Transcribe the listing character for character, from its first line through the line that contains "Point xyxy=(231,708,253,723)", with both of those lines included.

═══ MATERIAL FOR THE TASK

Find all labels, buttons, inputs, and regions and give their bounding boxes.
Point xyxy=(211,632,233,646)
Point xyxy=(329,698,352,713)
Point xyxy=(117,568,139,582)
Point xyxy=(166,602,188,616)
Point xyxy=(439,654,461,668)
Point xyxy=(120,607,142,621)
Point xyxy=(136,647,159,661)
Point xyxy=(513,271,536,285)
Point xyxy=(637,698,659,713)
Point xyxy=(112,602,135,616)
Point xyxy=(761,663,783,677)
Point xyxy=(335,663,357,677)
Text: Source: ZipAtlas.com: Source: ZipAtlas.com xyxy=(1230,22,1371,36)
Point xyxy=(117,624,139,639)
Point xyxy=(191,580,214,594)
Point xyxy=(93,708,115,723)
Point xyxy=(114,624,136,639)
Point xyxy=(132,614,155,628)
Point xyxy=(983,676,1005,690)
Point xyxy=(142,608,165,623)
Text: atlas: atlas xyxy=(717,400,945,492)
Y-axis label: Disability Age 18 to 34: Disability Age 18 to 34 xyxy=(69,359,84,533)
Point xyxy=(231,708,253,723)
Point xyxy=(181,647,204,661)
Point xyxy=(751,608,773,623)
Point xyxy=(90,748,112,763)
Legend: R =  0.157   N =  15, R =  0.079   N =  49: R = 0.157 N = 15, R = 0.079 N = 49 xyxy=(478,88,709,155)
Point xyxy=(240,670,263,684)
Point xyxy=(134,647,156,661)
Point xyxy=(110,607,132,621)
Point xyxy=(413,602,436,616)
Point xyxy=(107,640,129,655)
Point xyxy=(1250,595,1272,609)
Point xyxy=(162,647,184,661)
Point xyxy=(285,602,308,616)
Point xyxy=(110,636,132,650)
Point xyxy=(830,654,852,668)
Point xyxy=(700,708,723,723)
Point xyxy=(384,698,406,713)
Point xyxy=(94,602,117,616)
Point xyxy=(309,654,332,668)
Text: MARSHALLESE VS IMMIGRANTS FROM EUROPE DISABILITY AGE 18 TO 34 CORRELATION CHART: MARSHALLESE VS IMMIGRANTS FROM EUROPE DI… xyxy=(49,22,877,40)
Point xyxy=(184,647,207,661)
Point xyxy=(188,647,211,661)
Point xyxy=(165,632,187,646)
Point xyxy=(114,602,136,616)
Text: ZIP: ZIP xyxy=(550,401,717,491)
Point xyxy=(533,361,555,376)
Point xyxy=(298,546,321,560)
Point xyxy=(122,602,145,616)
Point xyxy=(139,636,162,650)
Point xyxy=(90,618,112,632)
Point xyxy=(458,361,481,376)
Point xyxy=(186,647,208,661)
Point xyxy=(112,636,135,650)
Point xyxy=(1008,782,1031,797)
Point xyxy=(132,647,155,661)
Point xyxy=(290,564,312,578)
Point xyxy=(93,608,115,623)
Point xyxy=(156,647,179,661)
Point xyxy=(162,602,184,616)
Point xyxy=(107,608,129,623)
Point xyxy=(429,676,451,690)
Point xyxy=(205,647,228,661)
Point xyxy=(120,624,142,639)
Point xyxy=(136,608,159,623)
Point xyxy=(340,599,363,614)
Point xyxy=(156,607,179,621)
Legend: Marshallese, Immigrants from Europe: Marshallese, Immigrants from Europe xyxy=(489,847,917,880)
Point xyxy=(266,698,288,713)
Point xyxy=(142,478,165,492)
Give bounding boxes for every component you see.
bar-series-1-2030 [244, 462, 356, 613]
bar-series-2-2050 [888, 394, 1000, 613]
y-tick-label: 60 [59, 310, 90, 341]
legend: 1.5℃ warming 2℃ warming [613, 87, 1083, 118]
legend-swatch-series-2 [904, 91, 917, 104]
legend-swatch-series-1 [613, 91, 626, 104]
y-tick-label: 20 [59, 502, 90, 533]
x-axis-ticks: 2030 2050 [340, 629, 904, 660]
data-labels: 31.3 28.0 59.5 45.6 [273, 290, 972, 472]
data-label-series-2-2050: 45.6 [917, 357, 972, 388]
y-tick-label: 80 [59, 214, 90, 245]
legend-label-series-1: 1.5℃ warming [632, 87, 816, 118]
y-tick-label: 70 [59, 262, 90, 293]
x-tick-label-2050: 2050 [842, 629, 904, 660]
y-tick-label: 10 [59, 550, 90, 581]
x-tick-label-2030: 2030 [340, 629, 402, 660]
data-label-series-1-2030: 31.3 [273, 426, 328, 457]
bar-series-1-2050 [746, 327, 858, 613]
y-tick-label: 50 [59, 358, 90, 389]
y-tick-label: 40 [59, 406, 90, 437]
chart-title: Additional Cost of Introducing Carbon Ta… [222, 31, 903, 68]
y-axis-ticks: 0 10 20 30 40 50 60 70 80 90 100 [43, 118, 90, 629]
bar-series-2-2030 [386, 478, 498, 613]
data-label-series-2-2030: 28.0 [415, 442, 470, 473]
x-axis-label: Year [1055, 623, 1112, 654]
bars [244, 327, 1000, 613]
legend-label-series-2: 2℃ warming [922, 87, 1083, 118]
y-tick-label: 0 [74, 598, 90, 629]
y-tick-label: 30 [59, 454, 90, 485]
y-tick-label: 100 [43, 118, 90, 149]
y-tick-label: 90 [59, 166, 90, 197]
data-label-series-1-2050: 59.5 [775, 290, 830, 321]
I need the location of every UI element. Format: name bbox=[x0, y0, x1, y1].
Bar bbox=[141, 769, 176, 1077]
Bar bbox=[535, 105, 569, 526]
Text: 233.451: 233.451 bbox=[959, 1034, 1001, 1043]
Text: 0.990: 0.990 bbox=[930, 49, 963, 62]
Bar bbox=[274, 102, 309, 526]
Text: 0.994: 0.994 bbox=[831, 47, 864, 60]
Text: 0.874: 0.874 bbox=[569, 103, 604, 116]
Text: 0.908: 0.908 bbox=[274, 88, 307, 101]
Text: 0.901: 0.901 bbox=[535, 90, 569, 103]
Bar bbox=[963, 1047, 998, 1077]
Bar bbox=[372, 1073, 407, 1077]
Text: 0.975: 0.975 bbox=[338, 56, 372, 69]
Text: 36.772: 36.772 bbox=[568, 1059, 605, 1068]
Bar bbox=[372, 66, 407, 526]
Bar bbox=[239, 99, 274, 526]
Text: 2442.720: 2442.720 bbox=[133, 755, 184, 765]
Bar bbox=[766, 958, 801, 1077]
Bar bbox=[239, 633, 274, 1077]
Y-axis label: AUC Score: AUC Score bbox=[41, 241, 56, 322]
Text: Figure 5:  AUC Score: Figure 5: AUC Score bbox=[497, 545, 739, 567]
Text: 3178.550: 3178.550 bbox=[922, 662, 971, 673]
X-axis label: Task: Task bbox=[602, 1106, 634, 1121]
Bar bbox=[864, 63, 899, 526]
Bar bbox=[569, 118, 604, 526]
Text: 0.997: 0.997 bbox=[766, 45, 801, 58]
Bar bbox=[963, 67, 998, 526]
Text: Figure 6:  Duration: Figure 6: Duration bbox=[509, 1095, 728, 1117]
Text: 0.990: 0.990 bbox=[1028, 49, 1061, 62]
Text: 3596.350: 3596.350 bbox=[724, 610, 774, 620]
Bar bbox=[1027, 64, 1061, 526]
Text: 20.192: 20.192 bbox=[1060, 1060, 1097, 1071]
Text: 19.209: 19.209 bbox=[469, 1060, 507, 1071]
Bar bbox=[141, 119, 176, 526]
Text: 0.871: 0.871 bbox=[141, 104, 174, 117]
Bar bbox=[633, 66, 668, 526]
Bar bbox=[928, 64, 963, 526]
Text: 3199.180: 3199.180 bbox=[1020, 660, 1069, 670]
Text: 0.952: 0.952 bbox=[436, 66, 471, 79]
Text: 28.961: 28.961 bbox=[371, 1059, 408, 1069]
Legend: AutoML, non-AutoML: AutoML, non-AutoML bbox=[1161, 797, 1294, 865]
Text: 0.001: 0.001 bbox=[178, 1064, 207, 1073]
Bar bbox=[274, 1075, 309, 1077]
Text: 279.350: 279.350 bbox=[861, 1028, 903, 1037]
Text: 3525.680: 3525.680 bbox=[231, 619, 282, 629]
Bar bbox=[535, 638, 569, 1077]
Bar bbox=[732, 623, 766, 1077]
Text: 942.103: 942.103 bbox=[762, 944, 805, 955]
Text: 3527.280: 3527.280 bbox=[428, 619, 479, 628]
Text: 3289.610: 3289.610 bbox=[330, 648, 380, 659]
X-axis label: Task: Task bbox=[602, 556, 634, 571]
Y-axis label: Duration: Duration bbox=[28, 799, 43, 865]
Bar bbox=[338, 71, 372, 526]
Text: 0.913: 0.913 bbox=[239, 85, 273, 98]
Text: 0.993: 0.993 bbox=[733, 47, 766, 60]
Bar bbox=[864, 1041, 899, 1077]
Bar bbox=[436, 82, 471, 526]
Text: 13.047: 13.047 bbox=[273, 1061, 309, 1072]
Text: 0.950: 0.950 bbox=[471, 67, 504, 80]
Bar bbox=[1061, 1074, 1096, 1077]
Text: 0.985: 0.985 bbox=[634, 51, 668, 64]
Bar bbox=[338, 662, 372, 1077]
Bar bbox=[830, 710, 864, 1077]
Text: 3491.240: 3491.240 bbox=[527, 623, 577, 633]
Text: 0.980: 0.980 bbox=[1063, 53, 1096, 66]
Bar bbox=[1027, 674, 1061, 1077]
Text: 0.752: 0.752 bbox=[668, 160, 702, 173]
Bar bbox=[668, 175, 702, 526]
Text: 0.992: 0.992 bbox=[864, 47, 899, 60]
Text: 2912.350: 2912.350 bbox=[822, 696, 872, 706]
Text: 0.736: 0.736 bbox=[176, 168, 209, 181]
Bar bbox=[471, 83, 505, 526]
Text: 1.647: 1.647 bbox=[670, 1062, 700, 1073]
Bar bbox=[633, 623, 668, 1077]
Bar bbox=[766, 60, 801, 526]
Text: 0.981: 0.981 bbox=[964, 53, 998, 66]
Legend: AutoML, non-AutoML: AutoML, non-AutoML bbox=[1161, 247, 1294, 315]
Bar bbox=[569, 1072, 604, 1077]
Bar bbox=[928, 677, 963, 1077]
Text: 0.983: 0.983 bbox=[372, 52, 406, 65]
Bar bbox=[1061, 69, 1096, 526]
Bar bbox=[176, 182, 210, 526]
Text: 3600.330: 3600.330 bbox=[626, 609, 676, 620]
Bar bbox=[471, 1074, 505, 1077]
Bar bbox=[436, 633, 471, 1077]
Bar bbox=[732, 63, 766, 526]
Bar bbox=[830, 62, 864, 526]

══════

## RESPONSE FOR THIS EXERCISE
Find all labels, buttons, inputs, and regions and give their bounding boxes.
Point xyxy=(211,632,233,646)
Point xyxy=(329,698,352,713)
Point xyxy=(117,568,139,582)
Point xyxy=(166,602,188,616)
Point xyxy=(439,654,461,668)
Point xyxy=(120,607,142,621)
Point xyxy=(136,647,159,661)
Point xyxy=(513,271,536,285)
Point xyxy=(637,698,659,713)
Point xyxy=(112,602,135,616)
Point xyxy=(761,663,783,677)
Point xyxy=(335,663,357,677)
Text: Source: ZipAtlas.com: Source: ZipAtlas.com xyxy=(1230,22,1371,36)
Point xyxy=(117,624,139,639)
Point xyxy=(191,580,214,594)
Point xyxy=(93,708,115,723)
Point xyxy=(114,624,136,639)
Point xyxy=(132,614,155,628)
Point xyxy=(983,676,1005,690)
Point xyxy=(142,608,165,623)
Text: atlas: atlas xyxy=(717,400,945,492)
Y-axis label: Disability Age 18 to 34: Disability Age 18 to 34 xyxy=(69,359,84,533)
Point xyxy=(231,708,253,723)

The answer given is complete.